▸ Consignes
a – Dans l'extrait, à quelle année la question finale rattache-t-elle la République irréprochable ?
b – Relevez, dans l'ordre d'apparition, chaque occurrence d'un adjectif qualificatif dans l'extrait.
c – Citez l'extrait depuis « Alors, une République » jusqu'à « c'est pour 2012? ».

▸ Extrait
Alors, une République irréprochable, où les hommes politiques au pouvoir seraient des modèles d'honnêteté politique, ne faisant que des promesses réalistes et (vraiment) justes, c'est pour 2012?

▸ Données fournies
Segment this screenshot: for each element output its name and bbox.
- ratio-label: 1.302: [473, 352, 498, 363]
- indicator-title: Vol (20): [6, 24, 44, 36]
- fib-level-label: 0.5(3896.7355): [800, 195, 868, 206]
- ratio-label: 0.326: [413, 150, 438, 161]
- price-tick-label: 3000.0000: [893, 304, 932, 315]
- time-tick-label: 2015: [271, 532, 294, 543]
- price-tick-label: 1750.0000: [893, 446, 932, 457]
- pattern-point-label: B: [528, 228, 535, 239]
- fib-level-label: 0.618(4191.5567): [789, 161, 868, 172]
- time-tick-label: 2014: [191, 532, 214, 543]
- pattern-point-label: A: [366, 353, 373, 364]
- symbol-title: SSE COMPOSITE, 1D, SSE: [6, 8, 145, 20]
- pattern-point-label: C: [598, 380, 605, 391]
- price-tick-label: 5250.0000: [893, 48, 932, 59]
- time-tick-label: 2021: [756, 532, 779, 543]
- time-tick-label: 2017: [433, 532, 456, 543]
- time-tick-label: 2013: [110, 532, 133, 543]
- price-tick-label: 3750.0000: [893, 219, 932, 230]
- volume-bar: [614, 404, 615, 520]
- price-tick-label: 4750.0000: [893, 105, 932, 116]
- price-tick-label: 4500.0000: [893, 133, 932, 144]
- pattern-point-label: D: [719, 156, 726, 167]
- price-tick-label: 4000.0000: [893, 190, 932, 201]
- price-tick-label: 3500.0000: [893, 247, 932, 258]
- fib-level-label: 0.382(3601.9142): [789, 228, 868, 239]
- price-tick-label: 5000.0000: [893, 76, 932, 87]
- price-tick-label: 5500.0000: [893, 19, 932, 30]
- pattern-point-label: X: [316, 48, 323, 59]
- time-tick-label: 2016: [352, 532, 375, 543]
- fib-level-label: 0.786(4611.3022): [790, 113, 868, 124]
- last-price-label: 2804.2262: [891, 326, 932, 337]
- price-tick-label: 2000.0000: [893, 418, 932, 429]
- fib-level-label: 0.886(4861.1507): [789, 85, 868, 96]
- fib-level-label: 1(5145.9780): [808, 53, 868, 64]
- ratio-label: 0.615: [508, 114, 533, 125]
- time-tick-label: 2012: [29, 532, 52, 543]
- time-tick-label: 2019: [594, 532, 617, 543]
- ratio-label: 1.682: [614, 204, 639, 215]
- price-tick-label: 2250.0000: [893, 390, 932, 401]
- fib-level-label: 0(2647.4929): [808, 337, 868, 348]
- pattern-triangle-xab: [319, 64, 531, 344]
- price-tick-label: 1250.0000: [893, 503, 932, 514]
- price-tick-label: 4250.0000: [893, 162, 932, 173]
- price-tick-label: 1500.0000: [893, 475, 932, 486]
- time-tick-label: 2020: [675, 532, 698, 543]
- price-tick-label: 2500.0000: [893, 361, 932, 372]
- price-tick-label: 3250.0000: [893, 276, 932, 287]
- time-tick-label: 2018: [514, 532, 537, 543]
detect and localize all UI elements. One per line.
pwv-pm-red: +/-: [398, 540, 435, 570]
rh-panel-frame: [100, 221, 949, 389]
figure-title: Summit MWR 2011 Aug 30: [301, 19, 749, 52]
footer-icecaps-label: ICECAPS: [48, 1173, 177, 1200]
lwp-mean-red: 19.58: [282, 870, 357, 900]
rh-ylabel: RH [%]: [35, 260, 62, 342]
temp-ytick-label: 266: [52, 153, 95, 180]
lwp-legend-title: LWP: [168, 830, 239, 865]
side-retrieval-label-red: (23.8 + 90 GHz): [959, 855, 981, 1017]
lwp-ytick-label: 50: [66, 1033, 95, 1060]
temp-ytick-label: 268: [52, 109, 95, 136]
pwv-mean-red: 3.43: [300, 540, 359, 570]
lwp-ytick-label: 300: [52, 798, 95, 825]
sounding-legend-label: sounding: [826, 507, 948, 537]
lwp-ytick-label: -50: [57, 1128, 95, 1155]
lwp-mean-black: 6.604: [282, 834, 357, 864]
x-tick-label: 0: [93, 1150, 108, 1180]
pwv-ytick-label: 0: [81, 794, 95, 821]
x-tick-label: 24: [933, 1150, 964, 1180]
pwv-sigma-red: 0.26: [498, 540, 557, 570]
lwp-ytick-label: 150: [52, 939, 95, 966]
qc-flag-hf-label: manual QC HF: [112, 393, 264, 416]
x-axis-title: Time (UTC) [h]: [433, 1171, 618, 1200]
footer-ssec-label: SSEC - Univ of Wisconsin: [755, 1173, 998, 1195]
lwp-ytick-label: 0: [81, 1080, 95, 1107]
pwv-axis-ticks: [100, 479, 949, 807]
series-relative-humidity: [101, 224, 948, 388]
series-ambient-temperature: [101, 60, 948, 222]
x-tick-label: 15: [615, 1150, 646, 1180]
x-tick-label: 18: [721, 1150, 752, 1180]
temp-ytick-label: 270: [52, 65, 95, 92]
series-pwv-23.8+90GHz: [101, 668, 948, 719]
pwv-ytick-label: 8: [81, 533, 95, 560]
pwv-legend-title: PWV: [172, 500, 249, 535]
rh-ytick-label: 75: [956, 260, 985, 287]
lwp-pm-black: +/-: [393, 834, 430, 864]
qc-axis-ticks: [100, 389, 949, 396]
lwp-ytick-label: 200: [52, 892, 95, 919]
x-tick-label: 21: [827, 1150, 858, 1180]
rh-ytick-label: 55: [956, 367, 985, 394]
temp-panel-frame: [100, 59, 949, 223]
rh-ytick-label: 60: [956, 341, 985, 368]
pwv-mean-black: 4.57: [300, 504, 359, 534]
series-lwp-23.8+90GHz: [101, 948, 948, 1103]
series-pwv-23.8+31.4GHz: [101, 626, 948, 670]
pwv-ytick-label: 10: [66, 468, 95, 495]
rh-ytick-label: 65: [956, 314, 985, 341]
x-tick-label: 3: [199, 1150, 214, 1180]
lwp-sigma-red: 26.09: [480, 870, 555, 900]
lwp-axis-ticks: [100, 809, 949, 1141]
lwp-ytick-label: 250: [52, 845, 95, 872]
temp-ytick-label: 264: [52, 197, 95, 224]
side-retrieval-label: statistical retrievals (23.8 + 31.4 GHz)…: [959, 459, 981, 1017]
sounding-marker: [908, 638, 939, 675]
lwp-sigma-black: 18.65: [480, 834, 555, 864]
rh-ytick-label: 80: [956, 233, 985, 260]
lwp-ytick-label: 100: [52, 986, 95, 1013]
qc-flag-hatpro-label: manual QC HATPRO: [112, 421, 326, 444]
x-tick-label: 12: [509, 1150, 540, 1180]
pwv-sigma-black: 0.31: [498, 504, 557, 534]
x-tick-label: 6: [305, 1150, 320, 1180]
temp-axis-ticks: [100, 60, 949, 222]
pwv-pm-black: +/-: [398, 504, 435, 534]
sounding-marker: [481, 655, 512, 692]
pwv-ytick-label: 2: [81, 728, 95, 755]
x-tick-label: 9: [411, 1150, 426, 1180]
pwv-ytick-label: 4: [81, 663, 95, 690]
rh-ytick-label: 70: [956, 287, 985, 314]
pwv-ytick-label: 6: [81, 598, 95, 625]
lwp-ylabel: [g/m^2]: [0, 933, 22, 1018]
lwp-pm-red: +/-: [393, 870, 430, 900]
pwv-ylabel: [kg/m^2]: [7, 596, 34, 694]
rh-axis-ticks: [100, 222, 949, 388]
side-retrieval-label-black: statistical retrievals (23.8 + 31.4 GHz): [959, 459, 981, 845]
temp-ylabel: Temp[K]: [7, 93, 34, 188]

▸ Corrigé
a – 2012

b – irréprochable, politiques, politique, réalistes, justes

c –
Alors, une République irréprochable, où les hommes politiques au pouvoir seraient des modèles d'honnêteté politique, ne faisant que des promesses réalistes et (vraiment) justes, c'est pour 2012?